Scan the records and identify every line in which the string "доходы" occurs, then return those lines.

** Start of RECORDS FOR THE TASK **

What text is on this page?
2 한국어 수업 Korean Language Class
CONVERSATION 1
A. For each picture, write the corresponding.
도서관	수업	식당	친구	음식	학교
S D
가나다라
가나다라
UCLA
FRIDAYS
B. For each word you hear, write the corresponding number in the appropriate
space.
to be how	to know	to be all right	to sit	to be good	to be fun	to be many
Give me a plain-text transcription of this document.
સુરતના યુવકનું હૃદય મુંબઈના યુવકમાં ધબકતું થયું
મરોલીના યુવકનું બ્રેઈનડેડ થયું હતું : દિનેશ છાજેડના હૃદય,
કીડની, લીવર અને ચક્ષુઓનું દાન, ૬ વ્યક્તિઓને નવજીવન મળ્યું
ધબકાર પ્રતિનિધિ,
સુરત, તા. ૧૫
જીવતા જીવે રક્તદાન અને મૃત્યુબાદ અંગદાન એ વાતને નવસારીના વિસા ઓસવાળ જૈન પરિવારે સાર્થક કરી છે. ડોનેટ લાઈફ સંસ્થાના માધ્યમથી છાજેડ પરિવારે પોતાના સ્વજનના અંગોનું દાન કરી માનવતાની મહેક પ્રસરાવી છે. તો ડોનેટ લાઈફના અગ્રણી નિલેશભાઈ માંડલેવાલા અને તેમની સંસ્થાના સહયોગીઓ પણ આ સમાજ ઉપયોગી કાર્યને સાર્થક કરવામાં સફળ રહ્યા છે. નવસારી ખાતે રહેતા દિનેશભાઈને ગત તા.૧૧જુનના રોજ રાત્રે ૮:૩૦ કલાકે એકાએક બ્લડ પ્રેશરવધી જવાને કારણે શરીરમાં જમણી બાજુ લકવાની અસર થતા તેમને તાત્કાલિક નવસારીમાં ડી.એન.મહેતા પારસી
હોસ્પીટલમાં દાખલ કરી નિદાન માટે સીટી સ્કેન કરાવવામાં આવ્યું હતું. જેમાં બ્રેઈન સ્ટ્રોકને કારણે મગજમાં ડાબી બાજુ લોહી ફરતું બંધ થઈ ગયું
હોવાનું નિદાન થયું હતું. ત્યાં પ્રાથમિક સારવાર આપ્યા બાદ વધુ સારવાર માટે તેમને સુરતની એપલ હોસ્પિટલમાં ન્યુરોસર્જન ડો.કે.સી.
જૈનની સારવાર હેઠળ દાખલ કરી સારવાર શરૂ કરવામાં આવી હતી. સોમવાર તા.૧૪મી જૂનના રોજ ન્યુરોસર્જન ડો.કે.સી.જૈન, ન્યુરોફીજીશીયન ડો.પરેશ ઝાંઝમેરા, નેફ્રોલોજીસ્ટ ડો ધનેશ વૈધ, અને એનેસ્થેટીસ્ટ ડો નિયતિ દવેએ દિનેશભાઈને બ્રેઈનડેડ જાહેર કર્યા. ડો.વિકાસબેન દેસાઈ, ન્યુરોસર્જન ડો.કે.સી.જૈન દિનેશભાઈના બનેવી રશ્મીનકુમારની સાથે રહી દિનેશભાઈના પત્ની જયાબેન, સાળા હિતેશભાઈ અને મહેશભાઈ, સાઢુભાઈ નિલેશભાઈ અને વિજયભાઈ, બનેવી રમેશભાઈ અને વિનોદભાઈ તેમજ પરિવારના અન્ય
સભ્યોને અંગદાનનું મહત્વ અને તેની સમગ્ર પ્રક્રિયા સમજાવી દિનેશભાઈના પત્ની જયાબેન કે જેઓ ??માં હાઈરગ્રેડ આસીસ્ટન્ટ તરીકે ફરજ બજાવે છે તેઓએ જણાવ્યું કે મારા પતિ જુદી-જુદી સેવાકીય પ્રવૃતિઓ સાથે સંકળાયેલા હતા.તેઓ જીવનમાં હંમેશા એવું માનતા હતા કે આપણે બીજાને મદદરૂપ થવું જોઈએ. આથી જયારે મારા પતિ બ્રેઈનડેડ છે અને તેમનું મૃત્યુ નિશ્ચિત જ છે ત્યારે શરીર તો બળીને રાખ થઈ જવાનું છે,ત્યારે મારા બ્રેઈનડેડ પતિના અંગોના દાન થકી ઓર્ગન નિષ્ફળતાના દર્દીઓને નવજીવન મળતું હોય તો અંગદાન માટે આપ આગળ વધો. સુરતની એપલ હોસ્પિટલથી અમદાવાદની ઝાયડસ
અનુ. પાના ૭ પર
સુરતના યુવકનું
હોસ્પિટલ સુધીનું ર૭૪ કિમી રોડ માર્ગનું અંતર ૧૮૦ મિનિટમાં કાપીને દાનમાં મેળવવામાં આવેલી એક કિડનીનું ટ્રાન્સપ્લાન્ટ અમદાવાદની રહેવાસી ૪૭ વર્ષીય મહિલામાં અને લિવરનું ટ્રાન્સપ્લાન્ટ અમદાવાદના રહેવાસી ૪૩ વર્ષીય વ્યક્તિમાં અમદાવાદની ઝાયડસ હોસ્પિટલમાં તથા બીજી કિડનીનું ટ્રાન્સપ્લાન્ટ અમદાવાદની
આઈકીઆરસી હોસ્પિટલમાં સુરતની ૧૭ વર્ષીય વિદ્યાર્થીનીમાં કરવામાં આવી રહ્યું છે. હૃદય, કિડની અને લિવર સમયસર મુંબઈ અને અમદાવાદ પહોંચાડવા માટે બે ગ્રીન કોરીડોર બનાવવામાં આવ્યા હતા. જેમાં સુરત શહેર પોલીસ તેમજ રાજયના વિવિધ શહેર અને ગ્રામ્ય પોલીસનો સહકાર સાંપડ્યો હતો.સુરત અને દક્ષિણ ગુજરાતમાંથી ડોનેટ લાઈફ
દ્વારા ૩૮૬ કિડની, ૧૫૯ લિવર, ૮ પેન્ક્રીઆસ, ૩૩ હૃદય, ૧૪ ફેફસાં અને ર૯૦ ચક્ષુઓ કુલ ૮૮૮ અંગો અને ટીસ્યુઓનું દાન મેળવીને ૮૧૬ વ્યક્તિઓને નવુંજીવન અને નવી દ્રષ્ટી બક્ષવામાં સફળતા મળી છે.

** End of RECORDS FOR THE TASK **
** Start of RECORDS FOR THE TASK **

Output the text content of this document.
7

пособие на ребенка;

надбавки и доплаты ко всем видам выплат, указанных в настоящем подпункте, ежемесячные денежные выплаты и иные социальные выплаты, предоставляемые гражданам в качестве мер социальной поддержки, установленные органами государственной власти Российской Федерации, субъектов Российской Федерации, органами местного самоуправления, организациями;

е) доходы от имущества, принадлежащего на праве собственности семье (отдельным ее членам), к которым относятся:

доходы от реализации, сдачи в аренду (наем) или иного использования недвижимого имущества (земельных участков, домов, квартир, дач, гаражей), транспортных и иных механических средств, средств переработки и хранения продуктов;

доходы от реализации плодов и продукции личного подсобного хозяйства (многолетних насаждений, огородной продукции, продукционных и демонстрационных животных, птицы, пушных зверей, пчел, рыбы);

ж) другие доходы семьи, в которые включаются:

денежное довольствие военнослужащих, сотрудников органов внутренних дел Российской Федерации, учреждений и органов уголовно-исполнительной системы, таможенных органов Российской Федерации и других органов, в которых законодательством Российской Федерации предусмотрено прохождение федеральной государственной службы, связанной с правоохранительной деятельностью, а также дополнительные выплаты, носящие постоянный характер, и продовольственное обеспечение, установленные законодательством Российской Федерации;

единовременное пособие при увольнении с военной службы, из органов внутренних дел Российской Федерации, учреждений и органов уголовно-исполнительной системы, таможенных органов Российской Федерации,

** End of RECORDS FOR THE TASK **

THE OUTPUT
е) доходы от имущества, принадлежащего на праве собственности семье (отдельным ее членам), к которым относятся:
доходы от реализации, сдачи в аренду (наем) или иного использования недвижимого имущества (земельных участков, домов, квартир, дач, гаражей), транспортных и иных механических средств, средств переработки и хранения продуктов;
доходы от реализации плодов и продукции личного подсобного хозяйства (многолетних насаждений, огородной продукции, продукционных и демонстрационных животных, птицы, пушных зверей, пчел, рыбы);
ж) другие доходы семьи, в которые включаются:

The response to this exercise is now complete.